* **PROBLEM DETAILS**
Go through the material below and copy each line where the word "data" appears.
·····
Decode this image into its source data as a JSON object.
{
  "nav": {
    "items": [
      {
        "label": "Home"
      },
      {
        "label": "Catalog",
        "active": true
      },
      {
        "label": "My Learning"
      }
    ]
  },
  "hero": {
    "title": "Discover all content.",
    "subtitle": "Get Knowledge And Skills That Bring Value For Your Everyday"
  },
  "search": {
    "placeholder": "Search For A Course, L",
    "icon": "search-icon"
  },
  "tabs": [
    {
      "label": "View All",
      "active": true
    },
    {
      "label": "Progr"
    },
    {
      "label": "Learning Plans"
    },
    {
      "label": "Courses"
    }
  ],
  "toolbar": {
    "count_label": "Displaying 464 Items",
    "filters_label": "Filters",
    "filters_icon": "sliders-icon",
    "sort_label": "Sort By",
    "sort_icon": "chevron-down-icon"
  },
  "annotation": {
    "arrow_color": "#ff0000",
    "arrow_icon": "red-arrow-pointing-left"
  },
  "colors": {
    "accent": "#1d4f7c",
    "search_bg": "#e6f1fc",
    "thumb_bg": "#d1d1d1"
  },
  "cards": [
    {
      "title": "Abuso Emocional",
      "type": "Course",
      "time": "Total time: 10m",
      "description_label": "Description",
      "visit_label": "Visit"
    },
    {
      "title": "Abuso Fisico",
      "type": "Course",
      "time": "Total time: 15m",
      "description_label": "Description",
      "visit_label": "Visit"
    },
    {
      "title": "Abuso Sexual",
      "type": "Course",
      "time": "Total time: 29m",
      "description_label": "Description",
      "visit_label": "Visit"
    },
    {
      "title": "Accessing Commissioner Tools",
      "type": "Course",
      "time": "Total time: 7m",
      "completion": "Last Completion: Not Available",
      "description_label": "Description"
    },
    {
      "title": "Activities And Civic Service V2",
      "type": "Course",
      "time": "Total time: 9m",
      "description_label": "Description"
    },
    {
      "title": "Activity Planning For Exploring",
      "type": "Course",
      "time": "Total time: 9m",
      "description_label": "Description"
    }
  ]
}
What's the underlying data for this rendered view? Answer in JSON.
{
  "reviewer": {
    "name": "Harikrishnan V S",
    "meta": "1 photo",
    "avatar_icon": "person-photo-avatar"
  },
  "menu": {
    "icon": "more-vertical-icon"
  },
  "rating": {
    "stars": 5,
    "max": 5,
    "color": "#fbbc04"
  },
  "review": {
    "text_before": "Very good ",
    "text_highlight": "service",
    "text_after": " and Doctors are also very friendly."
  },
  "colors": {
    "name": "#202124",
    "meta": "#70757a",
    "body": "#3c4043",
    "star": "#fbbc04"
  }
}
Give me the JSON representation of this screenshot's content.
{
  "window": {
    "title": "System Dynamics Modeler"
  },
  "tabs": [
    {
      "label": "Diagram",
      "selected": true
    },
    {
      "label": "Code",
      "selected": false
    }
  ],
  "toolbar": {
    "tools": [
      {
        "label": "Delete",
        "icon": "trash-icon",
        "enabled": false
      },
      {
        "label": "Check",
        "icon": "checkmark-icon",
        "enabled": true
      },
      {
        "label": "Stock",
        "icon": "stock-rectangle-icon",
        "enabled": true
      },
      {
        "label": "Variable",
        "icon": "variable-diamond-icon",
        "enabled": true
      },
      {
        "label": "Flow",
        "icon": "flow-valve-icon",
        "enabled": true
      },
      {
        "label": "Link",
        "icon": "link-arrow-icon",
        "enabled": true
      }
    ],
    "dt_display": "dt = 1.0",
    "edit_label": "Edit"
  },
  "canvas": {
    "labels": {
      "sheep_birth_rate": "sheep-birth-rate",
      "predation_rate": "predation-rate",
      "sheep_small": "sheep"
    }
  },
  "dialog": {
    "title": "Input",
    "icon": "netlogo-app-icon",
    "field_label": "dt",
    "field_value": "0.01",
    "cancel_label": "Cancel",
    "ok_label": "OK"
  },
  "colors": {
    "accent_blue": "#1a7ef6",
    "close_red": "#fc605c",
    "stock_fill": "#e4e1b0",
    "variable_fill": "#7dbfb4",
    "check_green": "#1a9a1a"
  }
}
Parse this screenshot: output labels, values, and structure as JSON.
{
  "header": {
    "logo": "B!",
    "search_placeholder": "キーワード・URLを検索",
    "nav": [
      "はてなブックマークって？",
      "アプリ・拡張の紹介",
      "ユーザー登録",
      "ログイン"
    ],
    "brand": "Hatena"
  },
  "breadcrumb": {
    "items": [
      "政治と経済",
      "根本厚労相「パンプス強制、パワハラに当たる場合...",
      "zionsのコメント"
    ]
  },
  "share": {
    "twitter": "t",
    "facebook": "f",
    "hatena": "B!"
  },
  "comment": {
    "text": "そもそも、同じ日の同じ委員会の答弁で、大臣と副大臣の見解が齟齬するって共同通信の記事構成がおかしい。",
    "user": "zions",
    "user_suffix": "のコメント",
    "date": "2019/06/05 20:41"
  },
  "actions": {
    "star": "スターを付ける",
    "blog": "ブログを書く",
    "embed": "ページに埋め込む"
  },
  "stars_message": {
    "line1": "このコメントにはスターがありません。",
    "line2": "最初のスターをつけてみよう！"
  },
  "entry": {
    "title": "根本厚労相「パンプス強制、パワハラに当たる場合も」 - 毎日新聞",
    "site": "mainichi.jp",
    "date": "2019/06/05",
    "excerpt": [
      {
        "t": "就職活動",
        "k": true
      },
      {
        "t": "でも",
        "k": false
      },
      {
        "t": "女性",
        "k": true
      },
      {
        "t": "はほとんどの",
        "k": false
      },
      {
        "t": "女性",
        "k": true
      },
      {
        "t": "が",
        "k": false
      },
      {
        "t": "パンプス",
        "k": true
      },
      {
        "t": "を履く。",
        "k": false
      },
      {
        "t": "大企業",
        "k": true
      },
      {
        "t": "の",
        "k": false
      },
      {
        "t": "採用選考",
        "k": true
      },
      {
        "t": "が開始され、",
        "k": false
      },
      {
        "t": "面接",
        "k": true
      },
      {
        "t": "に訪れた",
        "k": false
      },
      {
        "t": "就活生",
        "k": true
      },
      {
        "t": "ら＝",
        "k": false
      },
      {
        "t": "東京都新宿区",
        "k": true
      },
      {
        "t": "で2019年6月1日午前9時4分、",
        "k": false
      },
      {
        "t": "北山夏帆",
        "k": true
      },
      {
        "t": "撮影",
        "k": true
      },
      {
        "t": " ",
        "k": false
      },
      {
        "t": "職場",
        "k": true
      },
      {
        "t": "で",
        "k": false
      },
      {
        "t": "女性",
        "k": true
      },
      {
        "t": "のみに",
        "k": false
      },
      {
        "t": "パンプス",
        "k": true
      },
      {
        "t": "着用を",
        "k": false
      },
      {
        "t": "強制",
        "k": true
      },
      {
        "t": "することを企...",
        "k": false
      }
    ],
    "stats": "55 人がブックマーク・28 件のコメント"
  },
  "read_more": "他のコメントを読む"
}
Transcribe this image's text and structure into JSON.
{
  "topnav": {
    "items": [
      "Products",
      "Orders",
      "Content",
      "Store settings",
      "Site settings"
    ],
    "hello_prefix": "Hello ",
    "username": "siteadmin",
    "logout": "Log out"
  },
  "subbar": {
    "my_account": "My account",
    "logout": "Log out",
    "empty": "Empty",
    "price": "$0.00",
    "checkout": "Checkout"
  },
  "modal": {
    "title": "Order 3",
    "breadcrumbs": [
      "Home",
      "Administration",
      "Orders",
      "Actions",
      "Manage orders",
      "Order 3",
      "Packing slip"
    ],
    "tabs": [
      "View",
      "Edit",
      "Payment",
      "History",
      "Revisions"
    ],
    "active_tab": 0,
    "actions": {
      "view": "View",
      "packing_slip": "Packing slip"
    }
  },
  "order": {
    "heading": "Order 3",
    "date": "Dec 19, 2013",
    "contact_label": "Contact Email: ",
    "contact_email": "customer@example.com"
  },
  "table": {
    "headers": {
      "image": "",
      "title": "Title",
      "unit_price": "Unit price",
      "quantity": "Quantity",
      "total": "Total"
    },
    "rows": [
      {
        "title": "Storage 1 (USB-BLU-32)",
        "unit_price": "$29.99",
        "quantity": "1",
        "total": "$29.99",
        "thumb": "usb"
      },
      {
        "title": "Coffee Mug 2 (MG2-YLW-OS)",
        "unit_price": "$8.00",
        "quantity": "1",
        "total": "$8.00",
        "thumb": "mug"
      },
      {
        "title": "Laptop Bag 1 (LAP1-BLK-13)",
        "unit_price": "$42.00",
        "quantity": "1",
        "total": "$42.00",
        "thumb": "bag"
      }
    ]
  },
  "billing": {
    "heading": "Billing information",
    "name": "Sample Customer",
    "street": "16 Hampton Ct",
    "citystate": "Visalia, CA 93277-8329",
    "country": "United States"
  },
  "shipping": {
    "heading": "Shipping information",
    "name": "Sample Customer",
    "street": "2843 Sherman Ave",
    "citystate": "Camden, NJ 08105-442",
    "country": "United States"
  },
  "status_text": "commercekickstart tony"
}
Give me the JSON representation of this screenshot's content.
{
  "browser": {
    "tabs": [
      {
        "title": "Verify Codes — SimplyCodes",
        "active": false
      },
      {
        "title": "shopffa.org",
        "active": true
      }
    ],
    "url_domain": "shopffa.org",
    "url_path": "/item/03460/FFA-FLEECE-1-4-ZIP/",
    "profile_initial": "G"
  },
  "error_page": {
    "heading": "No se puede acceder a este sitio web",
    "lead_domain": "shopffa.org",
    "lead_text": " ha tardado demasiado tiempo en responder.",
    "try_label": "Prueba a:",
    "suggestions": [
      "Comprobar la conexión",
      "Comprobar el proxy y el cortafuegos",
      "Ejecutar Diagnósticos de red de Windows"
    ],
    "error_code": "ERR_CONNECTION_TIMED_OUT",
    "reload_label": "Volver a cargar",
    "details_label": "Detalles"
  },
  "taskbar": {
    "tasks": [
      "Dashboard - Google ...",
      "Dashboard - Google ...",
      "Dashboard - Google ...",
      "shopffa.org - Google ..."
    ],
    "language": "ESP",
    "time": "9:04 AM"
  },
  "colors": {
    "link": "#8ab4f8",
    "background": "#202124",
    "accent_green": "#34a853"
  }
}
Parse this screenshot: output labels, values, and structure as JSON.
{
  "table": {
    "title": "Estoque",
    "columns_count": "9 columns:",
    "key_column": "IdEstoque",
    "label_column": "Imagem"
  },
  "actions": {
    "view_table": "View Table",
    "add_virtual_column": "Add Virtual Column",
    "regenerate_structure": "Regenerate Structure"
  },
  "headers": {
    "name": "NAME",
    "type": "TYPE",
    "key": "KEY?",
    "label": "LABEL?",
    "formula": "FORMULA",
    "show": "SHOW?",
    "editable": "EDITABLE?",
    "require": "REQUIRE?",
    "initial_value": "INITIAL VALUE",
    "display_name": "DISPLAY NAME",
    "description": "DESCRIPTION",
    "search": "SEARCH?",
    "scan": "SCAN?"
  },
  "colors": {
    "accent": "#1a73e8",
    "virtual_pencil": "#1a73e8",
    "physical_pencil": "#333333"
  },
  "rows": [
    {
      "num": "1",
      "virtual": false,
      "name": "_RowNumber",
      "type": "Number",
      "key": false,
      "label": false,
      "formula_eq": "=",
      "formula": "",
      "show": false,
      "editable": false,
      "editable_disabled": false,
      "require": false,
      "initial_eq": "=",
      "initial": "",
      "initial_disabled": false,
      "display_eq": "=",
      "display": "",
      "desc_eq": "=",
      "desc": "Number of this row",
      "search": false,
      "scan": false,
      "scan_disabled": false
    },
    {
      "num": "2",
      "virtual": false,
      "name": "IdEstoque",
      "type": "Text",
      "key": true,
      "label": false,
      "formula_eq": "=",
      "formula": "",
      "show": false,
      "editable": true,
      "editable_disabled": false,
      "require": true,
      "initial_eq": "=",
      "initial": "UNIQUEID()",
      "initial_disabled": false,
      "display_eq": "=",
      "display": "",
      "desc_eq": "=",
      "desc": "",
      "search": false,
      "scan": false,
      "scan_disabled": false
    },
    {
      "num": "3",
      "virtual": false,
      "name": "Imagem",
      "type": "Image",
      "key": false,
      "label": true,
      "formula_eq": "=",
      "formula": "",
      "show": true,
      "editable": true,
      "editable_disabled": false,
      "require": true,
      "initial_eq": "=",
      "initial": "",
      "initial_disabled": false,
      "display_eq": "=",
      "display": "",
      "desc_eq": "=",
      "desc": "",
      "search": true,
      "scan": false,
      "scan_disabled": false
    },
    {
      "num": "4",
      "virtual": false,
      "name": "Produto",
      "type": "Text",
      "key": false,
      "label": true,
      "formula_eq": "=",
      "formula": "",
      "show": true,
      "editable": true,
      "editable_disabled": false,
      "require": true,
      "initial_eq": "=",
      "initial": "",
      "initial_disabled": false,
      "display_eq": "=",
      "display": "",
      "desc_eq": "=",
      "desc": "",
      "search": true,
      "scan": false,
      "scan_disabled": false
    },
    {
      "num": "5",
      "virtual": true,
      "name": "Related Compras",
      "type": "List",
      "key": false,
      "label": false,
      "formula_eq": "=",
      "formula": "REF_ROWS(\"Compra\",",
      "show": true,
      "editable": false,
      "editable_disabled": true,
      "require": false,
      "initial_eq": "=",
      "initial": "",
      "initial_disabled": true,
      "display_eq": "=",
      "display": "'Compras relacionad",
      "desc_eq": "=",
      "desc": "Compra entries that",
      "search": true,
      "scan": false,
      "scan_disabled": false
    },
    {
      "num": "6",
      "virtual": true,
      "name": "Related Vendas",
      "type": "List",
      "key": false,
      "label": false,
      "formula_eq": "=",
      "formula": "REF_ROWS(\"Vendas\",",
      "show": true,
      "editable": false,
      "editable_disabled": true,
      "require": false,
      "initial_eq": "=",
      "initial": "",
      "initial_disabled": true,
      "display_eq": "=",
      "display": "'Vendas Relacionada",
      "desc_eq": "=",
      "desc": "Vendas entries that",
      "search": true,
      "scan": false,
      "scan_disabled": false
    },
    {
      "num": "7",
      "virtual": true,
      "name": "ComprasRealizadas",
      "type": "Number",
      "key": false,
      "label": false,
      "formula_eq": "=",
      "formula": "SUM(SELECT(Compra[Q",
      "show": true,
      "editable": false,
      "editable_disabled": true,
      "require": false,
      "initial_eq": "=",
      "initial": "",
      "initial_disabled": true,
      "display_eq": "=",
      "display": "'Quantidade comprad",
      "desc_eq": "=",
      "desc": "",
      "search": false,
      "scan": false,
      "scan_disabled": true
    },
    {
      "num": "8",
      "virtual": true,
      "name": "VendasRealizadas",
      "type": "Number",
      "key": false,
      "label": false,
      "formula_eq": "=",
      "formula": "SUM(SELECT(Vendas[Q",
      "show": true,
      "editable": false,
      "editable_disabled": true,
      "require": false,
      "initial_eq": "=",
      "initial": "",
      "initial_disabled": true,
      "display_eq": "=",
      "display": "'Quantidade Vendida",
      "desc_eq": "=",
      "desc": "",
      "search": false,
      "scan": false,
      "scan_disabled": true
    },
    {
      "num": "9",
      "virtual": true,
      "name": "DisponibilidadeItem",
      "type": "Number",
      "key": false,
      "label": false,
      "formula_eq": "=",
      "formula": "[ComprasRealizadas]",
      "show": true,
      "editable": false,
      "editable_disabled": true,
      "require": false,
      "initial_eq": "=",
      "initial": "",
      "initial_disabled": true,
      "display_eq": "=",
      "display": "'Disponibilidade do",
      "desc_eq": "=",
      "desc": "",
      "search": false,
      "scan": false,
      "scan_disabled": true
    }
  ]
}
·····
* **TASK OUTPUT**
Decode this image into its source data as a JSON object.
What's the underlying data for this rendered view? Answer in JSON.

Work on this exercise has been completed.